— Begin —

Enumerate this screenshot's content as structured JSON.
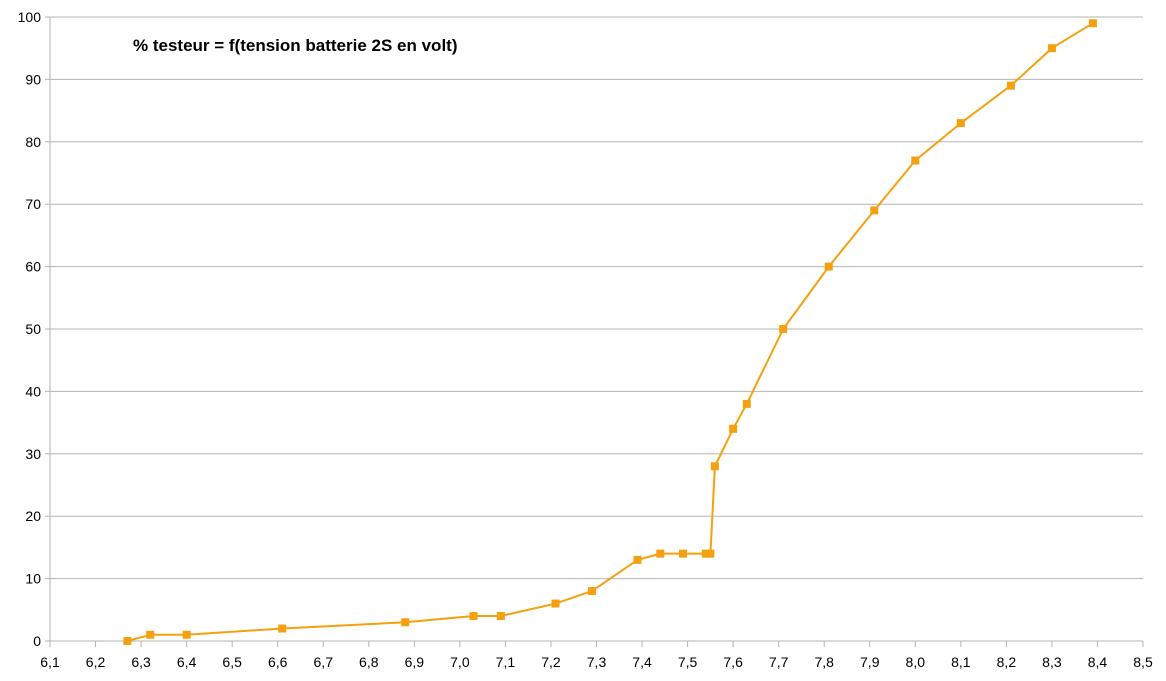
{
  "chart_data": {
    "type": "line",
    "title": "% testeur = f(tension batterie 2S en volt)",
    "xlabel": "",
    "ylabel": "",
    "xlim": [
      6.1,
      8.5
    ],
    "ylim": [
      0,
      100
    ],
    "x_ticks": [
      "6,1",
      "6,2",
      "6,3",
      "6,4",
      "6,5",
      "6,6",
      "6,7",
      "6,8",
      "6,9",
      "7,0",
      "7,1",
      "7,2",
      "7,3",
      "7,4",
      "7,5",
      "7,6",
      "7,7",
      "7,8",
      "7,9",
      "8,0",
      "8,1",
      "8,2",
      "8,3",
      "8,4",
      "8,5"
    ],
    "y_ticks": [
      "0",
      "10",
      "20",
      "30",
      "40",
      "50",
      "60",
      "70",
      "80",
      "90",
      "100"
    ],
    "grid": "horizontal",
    "legend": "none",
    "series": [
      {
        "color": "#f5a00f",
        "marker": "square",
        "x": [
          6.27,
          6.32,
          6.4,
          6.61,
          6.88,
          7.03,
          7.09,
          7.21,
          7.29,
          7.39,
          7.44,
          7.49,
          7.54,
          7.55,
          7.56,
          7.6,
          7.63,
          7.71,
          7.81,
          7.91,
          8.0,
          8.1,
          8.21,
          8.3,
          8.39
        ],
        "y": [
          0,
          1,
          1,
          2,
          3,
          4,
          4,
          6,
          8,
          13,
          14,
          14,
          14,
          14,
          28,
          34,
          38,
          50,
          60,
          69,
          77,
          83,
          89,
          95,
          99
        ]
      }
    ]
  }
}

— End —

## What you have to do
Copy out each line exactly, without the pictures.

## The completed task
Enumerate this screenshot's content as structured JSON.
{
  "chart_data": {
    "type": "line",
    "title": "% testeur = f(tension batterie 2S en volt)",
    "xlabel": "",
    "ylabel": "",
    "xlim": [
      6.1,
      8.5
    ],
    "ylim": [
      0,
      100
    ],
    "x_ticks": [
      "6,1",
      "6,2",
      "6,3",
      "6,4",
      "6,5",
      "6,6",
      "6,7",
      "6,8",
      "6,9",
      "7,0",
      "7,1",
      "7,2",
      "7,3",
      "7,4",
      "7,5",
      "7,6",
      "7,7",
      "7,8",
      "7,9",
      "8,0",
      "8,1",
      "8,2",
      "8,3",
      "8,4",
      "8,5"
    ],
    "y_ticks": [
      "0",
      "10",
      "20",
      "30",
      "40",
      "50",
      "60",
      "70",
      "80",
      "90",
      "100"
    ],
    "grid": "horizontal",
    "legend": "none",
    "series": [
      {
        "color": "#f5a00f",
        "marker": "square",
        "x": [
          6.27,
          6.32,
          6.4,
          6.61,
          6.88,
          7.03,
          7.09,
          7.21,
          7.29,
          7.39,
          7.44,
          7.49,
          7.54,
          7.55,
          7.56,
          7.6,
          7.63,
          7.71,
          7.81,
          7.91,
          8.0,
          8.1,
          8.21,
          8.3,
          8.39
        ],
        "y": [
          0,
          1,
          1,
          2,
          3,
          4,
          4,
          6,
          8,
          13,
          14,
          14,
          14,
          14,
          28,
          34,
          38,
          50,
          60,
          69,
          77,
          83,
          89,
          95,
          99
        ]
      }
    ]
  }
}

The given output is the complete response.